Dataset excerpts >>
****************************************

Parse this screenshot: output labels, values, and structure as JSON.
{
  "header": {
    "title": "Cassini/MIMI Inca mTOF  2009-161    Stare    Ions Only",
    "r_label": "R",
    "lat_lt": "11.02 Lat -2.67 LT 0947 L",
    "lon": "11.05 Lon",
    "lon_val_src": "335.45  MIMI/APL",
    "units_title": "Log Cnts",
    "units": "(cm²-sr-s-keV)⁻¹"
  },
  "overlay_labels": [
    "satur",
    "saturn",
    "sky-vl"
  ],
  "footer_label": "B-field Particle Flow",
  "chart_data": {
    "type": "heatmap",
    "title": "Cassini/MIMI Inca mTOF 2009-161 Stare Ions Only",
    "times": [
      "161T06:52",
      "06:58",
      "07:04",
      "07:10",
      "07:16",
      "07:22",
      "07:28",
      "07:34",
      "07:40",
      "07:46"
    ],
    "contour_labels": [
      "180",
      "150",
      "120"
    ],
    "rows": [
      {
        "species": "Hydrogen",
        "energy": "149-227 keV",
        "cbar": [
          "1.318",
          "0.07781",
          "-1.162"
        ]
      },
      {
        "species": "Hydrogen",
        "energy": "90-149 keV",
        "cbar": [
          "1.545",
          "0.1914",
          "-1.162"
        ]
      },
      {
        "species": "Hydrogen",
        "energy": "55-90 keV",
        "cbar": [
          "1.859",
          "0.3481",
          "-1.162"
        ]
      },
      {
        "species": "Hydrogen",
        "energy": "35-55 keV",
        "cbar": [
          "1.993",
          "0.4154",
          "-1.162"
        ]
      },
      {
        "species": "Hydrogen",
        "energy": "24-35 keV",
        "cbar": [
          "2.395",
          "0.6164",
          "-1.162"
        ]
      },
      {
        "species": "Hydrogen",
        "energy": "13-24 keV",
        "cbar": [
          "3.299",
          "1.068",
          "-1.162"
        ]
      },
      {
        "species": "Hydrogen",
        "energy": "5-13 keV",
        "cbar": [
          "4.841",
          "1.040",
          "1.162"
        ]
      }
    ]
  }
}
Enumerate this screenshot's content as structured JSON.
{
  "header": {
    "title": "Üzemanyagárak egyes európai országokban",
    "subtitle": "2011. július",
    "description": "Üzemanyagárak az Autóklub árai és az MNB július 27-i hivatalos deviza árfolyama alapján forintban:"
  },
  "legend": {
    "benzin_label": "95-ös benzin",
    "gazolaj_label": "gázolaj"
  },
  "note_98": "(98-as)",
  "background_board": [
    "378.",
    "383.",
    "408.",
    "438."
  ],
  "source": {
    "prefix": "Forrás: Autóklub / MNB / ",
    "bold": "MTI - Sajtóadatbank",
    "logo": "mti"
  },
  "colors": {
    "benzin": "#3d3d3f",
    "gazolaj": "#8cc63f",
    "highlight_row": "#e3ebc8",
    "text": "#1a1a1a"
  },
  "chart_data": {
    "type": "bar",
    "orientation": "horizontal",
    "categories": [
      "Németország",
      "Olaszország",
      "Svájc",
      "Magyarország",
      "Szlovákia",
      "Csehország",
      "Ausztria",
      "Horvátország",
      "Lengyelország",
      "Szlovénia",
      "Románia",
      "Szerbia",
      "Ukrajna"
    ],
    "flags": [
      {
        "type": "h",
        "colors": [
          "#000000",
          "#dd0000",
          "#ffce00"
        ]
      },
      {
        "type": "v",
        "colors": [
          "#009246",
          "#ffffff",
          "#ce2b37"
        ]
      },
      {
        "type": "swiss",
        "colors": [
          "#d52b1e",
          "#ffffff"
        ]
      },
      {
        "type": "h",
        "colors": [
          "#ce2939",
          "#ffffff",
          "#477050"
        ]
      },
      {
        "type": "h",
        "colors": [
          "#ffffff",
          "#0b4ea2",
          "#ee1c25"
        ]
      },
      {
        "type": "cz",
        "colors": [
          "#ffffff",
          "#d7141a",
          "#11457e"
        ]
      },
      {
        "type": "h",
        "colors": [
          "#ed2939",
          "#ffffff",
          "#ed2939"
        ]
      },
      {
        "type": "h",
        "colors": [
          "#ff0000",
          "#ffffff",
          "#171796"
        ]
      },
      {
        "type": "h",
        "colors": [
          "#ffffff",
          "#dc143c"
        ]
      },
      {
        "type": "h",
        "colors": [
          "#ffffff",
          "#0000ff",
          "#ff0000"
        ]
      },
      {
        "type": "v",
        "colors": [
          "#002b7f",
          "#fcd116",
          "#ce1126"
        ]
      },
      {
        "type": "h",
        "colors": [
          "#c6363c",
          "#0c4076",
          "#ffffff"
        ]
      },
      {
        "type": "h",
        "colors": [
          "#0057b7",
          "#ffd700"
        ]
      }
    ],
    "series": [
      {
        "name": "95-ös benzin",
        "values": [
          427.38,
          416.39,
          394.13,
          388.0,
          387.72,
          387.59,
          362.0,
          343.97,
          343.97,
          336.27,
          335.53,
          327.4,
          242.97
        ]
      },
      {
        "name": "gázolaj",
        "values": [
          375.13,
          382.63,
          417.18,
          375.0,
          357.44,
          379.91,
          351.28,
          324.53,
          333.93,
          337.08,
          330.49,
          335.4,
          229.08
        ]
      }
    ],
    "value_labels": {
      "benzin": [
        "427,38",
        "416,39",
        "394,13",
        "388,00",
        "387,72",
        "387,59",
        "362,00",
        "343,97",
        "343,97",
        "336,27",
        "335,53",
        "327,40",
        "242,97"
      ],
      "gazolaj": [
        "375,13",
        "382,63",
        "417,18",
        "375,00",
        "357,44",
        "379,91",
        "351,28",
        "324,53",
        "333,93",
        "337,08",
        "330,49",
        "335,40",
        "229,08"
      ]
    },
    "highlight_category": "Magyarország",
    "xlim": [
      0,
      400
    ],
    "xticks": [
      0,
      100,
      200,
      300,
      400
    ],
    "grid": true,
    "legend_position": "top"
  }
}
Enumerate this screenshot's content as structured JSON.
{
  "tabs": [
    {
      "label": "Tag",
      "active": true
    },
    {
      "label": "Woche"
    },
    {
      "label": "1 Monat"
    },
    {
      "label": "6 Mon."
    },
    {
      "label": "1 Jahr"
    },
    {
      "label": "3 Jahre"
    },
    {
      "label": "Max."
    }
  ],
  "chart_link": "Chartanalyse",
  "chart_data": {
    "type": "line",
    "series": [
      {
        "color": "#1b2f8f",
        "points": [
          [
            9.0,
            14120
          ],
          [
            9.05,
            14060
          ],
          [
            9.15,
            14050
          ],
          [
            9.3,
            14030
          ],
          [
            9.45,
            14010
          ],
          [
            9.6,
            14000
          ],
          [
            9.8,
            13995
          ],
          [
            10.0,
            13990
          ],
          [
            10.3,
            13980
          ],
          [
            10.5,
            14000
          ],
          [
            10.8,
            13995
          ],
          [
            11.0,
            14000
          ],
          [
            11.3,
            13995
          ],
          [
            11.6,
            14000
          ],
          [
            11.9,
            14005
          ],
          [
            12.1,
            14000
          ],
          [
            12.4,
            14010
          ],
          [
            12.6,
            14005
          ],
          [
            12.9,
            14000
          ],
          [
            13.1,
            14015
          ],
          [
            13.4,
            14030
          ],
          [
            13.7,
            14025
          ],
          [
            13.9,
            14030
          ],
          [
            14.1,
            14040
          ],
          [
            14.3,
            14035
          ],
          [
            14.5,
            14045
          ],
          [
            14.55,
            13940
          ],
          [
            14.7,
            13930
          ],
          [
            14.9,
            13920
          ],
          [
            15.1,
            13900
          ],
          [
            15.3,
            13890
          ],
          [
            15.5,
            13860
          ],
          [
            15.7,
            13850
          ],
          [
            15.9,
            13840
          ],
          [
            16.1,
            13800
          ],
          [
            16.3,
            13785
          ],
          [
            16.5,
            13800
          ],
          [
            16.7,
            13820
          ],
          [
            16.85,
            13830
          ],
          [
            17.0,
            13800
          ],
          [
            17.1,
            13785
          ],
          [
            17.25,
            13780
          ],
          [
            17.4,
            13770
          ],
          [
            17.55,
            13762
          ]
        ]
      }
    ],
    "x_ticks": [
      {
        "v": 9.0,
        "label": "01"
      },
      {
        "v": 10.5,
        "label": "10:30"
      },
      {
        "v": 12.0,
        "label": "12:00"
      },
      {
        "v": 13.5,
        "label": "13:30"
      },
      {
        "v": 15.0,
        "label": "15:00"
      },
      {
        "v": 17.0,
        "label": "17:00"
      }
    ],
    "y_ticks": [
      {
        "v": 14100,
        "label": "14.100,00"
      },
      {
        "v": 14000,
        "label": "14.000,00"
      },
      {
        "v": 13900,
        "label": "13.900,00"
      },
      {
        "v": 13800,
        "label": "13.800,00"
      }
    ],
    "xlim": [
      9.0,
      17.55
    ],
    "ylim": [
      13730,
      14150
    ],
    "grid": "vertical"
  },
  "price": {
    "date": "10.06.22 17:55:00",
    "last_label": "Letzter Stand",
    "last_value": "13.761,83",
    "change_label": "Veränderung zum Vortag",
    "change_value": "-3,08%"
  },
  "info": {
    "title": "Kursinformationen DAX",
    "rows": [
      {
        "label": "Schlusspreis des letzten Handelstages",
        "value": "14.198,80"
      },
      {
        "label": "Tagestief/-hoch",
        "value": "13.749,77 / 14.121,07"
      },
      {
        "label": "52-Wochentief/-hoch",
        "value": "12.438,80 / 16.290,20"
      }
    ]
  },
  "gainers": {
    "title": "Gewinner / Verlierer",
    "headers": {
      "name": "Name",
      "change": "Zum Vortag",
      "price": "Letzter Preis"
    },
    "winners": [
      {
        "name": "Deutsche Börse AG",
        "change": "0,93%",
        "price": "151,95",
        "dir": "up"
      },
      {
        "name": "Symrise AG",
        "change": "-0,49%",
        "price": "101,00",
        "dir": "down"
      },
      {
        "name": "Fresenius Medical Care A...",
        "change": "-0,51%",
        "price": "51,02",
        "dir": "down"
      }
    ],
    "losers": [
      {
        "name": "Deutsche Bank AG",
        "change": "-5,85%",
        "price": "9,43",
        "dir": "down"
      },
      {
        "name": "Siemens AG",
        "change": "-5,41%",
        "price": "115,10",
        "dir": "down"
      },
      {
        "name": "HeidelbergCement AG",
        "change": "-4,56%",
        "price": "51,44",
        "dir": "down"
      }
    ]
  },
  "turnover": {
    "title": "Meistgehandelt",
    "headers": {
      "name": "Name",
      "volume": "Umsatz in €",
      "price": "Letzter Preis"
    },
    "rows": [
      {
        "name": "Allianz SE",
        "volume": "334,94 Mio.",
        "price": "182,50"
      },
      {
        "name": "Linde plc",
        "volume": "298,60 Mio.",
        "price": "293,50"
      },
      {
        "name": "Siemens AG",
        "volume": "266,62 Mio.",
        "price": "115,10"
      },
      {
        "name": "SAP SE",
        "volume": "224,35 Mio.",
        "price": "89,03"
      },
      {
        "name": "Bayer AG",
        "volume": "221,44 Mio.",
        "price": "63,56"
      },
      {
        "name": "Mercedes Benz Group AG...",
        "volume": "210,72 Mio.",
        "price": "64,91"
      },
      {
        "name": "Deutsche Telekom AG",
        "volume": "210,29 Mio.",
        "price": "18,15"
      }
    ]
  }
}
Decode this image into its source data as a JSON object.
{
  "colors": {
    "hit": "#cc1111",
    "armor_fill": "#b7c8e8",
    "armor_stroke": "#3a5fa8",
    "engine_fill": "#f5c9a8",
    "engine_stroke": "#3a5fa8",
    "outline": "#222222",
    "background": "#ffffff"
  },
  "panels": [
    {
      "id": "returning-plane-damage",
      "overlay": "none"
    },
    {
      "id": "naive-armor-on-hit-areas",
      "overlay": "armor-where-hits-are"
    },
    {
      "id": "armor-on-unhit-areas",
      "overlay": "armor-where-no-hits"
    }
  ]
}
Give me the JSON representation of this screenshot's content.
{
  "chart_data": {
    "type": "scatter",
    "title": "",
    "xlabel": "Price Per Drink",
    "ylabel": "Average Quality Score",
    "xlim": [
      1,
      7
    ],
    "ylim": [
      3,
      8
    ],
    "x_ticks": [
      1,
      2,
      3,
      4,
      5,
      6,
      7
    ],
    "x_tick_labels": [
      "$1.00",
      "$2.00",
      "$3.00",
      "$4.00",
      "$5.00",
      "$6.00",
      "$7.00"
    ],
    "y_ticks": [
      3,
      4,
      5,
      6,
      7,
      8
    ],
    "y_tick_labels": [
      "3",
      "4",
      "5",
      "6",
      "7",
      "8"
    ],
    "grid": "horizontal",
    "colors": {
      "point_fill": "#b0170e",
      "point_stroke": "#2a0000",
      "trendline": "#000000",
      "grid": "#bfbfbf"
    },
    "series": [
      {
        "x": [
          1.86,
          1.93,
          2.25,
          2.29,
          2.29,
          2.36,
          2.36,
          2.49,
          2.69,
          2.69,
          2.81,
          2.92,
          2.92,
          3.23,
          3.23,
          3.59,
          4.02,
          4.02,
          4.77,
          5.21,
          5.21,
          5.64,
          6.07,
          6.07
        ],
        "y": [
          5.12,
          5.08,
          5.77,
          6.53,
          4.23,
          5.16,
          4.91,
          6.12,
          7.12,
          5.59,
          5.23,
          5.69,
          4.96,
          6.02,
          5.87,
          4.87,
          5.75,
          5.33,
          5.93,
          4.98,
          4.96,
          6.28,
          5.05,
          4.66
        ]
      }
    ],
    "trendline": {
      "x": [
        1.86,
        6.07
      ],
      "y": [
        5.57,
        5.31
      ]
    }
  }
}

****************************************

Exercise task >> Copy out all lines from the material above that contain the string "screenshot".

Reply >>
Parse this screenshot: output labels, values, and structure as JSON.
Enumerate this screenshot's content as structured JSON.
Enumerate this screenshot's content as structured JSON.
Give me the JSON representation of this screenshot's content.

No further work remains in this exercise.